◆ **Set problem**: Quote the listing in full, exactly as given, minus any pictures.

════════

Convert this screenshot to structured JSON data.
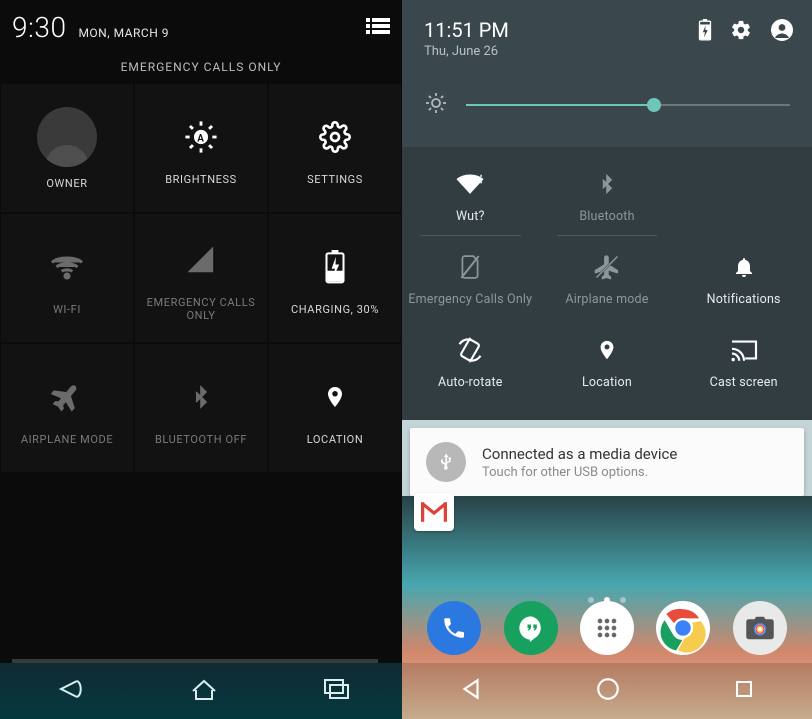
{
  "left": {
    "status": {
      "time": "9:30",
      "date": "MON, MARCH 9"
    },
    "emergency_label": "EMERGENCY CALLS ONLY",
    "tiles": {
      "owner": {
        "label": "OWNER"
      },
      "brightness": {
        "label": "BRIGHTNESS"
      },
      "settings": {
        "label": "SETTINGS"
      },
      "wifi": {
        "label": "WI-FI"
      },
      "cell": {
        "label": "EMERGENCY CALLS ONLY"
      },
      "battery": {
        "label": "CHARGING, 30%"
      },
      "airplane": {
        "label": "AIRPLANE MODE"
      },
      "bluetooth": {
        "label": "BLUETOOTH OFF"
      },
      "location": {
        "label": "LOCATION"
      }
    }
  },
  "right": {
    "status": {
      "time": "11:51 PM",
      "date": "Thu, June 26"
    },
    "brightness_pct": 58,
    "tiles": {
      "wifi": {
        "label": "Wut?"
      },
      "bluetooth": {
        "label": "Bluetooth"
      },
      "cell": {
        "label": "Emergency Calls Only"
      },
      "airplane": {
        "label": "Airplane mode"
      },
      "notif": {
        "label": "Notifications"
      },
      "rotate": {
        "label": "Auto-rotate"
      },
      "location": {
        "label": "Location"
      },
      "cast": {
        "label": "Cast screen"
      }
    },
    "notification": {
      "title": "Connected as a media device",
      "subtitle": "Touch for other USB options."
    }
  }
}
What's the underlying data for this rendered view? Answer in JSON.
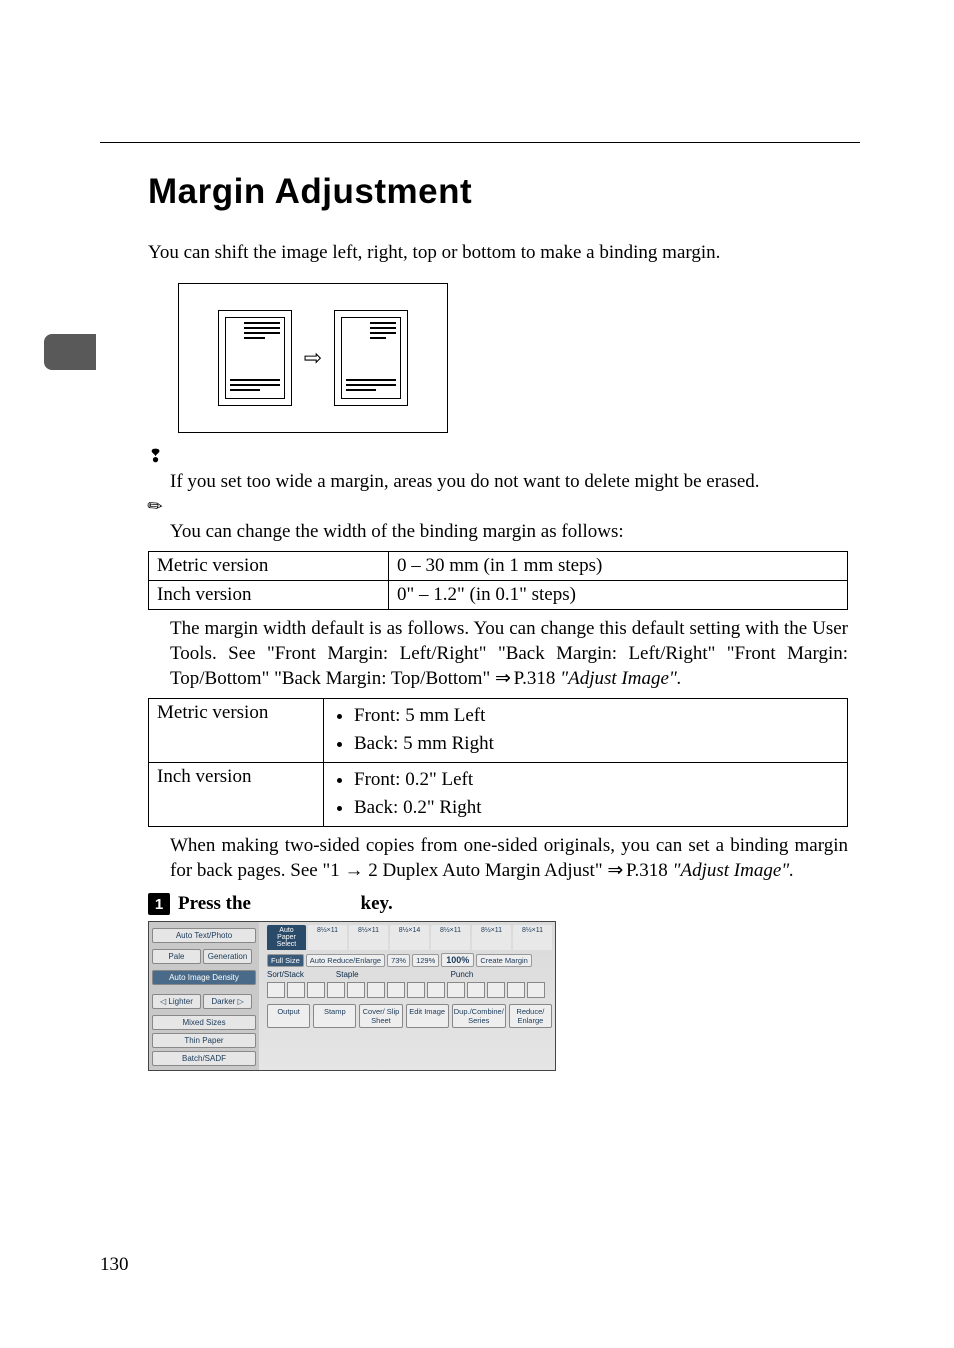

════════

◆ **Answer to this problem**:
Convert this screenshot to structured JSON data.
{
  "left": {
    "status": {
      "time": "9:30",
      "date": "MON, MARCH 9"
    },
    "emergency_label": "EMERGENCY CALLS ONLY",
    "tiles": {
      "owner": {
        "label": "OWNER"
      },
      "brightness": {
        "label": "BRIGHTNESS"
      },
      "settings": {
        "label": "SETTINGS"
      },
      "wifi": {
        "label": "WI-FI"
      },
      "cell": {
        "label": "EMERGENCY CALLS ONLY"
      },
      "battery": {
        "label": "CHARGING, 30%"
      },
      "airplane": {
        "label": "AIRPLANE MODE"
      },
      "bluetooth": {
        "label": "BLUETOOTH OFF"
      },
      "location": {
        "label": "LOCATION"
      }
    }
  },
  "right": {
    "status": {
      "time": "11:51 PM",
      "date": "Thu, June 26"
    },
    "brightness_pct": 58,
    "tiles": {
      "wifi": {
        "label": "Wut?"
      },
      "bluetooth": {
        "label": "Bluetooth"
      },
      "cell": {
        "label": "Emergency Calls Only"
      },
      "airplane": {
        "label": "Airplane mode"
      },
      "notif": {
        "label": "Notifications"
      },
      "rotate": {
        "label": "Auto-rotate"
      },
      "location": {
        "label": "Location"
      },
      "cast": {
        "label": "Cast screen"
      }
    },
    "notification": {
      "title": "Connected as a media device",
      "subtitle": "Touch for other USB options."
    }
  }
}
What's the underlying data for this rendered view? Answer in JSON.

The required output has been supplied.